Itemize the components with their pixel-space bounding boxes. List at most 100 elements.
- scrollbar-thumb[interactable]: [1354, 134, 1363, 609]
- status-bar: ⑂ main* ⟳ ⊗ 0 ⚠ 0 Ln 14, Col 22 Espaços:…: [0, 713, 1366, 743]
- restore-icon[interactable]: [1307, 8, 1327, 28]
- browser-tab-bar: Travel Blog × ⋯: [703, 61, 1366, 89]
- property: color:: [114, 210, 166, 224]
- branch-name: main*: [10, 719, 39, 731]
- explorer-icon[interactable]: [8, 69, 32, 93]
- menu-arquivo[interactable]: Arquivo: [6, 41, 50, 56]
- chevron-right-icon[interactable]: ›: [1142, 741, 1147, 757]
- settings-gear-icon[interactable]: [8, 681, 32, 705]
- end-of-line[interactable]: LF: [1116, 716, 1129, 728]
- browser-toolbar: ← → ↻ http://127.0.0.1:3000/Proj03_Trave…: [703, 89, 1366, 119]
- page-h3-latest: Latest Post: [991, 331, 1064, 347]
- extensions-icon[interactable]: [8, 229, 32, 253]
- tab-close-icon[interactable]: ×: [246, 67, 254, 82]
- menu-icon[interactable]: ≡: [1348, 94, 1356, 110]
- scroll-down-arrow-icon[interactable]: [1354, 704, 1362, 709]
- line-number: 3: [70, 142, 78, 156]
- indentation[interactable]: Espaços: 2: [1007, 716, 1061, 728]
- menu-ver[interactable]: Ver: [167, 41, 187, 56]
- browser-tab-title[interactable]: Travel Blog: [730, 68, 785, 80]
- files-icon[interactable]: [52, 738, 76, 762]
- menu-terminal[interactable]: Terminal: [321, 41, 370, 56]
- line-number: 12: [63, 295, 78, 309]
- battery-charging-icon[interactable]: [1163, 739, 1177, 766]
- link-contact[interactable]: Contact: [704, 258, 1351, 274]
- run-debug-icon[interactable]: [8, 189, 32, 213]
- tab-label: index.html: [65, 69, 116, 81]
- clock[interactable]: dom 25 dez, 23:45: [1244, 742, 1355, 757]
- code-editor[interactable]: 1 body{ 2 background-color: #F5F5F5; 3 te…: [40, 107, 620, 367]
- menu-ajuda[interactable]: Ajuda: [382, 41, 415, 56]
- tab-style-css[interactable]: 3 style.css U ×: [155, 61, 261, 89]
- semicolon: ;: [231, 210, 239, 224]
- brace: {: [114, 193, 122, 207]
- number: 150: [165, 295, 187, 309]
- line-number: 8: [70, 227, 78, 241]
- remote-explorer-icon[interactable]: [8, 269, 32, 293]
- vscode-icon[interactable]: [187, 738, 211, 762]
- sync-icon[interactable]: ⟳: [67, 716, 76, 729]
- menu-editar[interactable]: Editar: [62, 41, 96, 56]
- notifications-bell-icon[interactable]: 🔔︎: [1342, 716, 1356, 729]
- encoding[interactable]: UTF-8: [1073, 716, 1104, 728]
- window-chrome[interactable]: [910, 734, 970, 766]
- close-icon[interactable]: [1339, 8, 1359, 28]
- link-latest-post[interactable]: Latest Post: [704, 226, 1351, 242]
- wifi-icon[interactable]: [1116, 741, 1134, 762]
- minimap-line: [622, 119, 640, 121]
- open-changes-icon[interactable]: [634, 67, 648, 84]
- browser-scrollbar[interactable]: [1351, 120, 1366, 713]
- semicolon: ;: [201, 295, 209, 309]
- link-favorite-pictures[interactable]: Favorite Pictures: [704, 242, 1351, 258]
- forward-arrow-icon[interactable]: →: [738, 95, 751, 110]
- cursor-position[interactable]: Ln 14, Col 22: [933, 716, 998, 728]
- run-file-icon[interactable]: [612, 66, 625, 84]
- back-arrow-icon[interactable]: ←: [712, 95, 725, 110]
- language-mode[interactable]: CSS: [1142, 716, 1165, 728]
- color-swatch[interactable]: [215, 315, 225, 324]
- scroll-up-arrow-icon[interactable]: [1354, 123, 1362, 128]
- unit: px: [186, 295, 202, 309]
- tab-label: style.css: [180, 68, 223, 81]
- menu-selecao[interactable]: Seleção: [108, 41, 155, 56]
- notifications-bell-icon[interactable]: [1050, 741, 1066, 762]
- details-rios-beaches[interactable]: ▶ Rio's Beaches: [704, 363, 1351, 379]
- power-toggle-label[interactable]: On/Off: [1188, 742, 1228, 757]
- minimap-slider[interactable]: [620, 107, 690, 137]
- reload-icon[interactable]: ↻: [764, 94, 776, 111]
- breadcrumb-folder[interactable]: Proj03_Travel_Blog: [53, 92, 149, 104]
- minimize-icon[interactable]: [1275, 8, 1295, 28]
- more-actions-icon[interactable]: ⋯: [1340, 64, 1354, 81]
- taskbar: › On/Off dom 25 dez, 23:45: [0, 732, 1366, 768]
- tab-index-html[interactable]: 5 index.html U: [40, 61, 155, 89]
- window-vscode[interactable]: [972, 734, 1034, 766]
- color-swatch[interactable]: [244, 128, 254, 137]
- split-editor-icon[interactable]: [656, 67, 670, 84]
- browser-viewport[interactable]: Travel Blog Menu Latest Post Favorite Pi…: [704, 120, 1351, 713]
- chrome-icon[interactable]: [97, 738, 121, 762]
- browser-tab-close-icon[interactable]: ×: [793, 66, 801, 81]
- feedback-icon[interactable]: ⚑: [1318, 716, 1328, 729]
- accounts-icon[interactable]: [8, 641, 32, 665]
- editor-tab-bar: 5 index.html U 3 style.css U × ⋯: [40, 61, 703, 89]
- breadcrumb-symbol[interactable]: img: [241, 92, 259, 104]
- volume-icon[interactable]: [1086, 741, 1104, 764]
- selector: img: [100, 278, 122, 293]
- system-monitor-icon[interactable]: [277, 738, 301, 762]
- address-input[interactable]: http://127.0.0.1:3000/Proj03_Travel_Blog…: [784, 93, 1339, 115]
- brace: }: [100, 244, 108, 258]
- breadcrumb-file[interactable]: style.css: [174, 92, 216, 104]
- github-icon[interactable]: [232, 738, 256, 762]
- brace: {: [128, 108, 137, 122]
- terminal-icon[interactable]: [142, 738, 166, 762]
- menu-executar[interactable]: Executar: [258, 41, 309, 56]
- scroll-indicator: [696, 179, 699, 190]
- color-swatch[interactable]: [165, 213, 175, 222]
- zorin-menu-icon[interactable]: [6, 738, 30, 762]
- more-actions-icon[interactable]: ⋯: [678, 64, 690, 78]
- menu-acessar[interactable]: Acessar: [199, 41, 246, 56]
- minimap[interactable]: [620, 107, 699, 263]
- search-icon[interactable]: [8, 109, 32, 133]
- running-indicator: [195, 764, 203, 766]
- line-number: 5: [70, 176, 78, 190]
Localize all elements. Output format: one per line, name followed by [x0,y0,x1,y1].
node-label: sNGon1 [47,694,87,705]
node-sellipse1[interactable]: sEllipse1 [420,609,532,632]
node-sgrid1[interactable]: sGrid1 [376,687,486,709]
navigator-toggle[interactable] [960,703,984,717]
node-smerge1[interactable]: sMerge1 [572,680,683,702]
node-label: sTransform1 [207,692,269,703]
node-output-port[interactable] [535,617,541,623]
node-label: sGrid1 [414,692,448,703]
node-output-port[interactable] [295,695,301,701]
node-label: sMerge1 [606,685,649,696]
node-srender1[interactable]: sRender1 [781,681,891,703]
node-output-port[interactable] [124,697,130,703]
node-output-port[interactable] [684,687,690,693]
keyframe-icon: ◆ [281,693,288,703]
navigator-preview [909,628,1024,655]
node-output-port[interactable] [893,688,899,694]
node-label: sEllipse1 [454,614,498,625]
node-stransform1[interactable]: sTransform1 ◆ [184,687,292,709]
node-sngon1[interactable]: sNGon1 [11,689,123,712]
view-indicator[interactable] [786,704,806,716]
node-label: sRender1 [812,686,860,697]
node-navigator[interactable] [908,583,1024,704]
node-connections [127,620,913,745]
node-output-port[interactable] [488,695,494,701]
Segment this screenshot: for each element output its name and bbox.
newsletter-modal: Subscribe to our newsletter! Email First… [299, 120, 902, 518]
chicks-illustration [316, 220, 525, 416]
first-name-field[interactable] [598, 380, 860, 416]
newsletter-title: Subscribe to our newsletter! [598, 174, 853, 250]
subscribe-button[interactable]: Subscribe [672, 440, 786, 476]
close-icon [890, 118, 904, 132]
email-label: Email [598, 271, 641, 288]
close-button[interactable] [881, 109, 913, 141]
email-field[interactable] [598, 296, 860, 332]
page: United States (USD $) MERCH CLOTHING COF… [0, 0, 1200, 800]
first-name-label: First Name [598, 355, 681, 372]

--------------------------------

The request:
Reproduce verbatim the lines of the material above, starting at its first line and ending at the line that contains "- settings-gear-icon[interactable]: [8, 681, 32, 705]", with both of those lines included.

Complete response:
Itemize the components with their pixel-space bounding boxes. List at most 100 elements.
- scrollbar-thumb[interactable]: [1354, 134, 1363, 609]
- status-bar: ⑂ main* ⟳ ⊗ 0 ⚠ 0 Ln 14, Col 22 Espaços:…: [0, 713, 1366, 743]
- restore-icon[interactable]: [1307, 8, 1327, 28]
- browser-tab-bar: Travel Blog × ⋯: [703, 61, 1366, 89]
- property: color:: [114, 210, 166, 224]
- branch-name: main*: [10, 719, 39, 731]
- explorer-icon[interactable]: [8, 69, 32, 93]
- menu-arquivo[interactable]: Arquivo: [6, 41, 50, 56]
- chevron-right-icon[interactable]: ›: [1142, 741, 1147, 757]
- settings-gear-icon[interactable]: [8, 681, 32, 705]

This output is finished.